* Start DOCUMENT SECTION *

09 - Databases: SQL vs NoSQL
📋 Jump to TakeawaysWe've covered how to handle and distribute traffic. Now let's look at where that data actually lives.
Relational Databases (SQL)
Relational databases store data in tables with rows and columns. They enforce schemas, support joins, and guarantee ACID transactions.
ACID properties:
- Atomicity — a transaction either fully completes or fully rolls back
- Consistency — data always moves from one valid state to another
- Isolation — concurrent transactions don't interfere with each other
- Durability — committed data survives crashes
Use SQL when you need strong consistency, complex queries with joins, or transactions that span multiple tables. Think: financial systems, user accounts, order processing.
Examples: PostgreSQL, MySQL, SQL Server.
Non-Relational Databases (NoSQL)
NoSQL databases trade some guarantees for flexibility and scale. They come in several flavors:
Document stores — store JSON-like documents. Flexible schema, good for varied data shapes. (MongoDB, CouchDB)
Key-value stores — simple get/set by key. Extremely fast, limited query capability. (Redis, Memcached)
Wide-column stores — rows can have different columns. Good for time-series and analytics. (Cassandra, HBase)

* End DOCUMENT SECTION *

# [DIRECTIVES]
- A) Answer these from the databases section:
(i) What does the Durability property guarantee?
(ii) Which two products are given as key-value stores?
(iii) What are wide-column stores said to be good for?
- B) Please write a continuation of the databases section, starting right after its last line.
The rows further down are separate material, unrelated to the databases section.

* Start MATERIAL SHOWN *

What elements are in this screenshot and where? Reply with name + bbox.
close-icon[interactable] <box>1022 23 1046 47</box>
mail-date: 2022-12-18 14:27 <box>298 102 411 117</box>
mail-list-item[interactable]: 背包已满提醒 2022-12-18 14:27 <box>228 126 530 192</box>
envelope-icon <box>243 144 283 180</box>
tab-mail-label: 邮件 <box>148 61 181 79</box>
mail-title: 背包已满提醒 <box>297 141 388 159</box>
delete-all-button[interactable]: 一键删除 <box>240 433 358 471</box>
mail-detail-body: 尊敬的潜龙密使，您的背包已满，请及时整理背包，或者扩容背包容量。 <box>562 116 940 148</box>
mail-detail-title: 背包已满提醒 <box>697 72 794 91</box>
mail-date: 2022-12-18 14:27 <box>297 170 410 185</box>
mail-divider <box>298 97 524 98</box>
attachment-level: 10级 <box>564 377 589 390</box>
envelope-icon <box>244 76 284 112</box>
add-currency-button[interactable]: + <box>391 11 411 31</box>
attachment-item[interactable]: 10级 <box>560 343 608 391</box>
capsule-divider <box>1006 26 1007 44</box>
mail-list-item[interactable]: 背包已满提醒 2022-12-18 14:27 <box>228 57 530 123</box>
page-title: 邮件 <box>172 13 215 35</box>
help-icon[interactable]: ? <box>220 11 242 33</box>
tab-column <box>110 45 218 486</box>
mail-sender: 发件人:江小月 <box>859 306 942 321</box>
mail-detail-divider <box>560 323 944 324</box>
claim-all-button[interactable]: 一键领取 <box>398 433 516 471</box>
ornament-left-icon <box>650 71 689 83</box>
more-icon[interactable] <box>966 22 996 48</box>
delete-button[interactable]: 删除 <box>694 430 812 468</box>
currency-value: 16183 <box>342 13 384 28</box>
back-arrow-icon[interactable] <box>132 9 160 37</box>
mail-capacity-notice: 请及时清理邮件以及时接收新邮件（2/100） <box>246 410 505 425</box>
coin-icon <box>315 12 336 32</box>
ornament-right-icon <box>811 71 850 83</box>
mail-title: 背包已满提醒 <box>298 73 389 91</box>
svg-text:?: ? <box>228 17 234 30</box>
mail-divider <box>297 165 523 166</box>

* End MATERIAL SHOWN *

# [ANSWERS GIVEN]
- A)
(i) Committed data survives crashes.
(ii) Redis and Memcached.
(iii) Time-series and analytics.

- B)
Graph databases — store nodes and edges. Optimized for relationship queries. (Neo4j, Amazon Neptune)
| Type | Best for | Tradeoff | Example use case |
|---|---|---|---|
| Document | Varied data shapes, nested objects, rapid iteration | No joins, weak consistency guarantees | User profiles, product catalogs, CMS |
| Key-value | Simple lookups by ID, caching, sessions | No queries beyond get/set by key | Session store, shopping cart, feature flags |
| Wide-column | High write throughput, time-series, sparse data | Must design around query patterns upfront, no joins | IoT telemetry, messaging history, analytics events |
| Graph | Relationship-heavy queries (friends-of-friends, recommendations) | Poor for non-relationship queries, harder to scale horizontally | Social networks, fraud detection, knowledge graphs |
When to Choose What
There's no universal answer. It depends on your access patterns.
Choose SQL when:
- Your data has clear relationships (users → orders → items)
- You need complex queries with joins and aggregations
- Consistency is critical (money, inventory)
- Your schema is well-defined and stable
Choose NoSQL when:
- You need horizontal scalability across many nodes
- Your data is denormalized or varies in structure
- You have simple access patterns (get by ID, range queries)
- You can tolerate eventual consistency
Many systems use both. PostgreSQL for transactional data, Redis for caching, Elasticsearch for search. Pick the right tool for each access pattern.
Data Modeling Differences
In SQL, you normalize: split data into tables and join at query time. A user's orders live in a separate orders table linked by user_id.
In NoSQL (document stores), you often embed: store the user and their orders in a single document. No joins needed, but data may be duplicated.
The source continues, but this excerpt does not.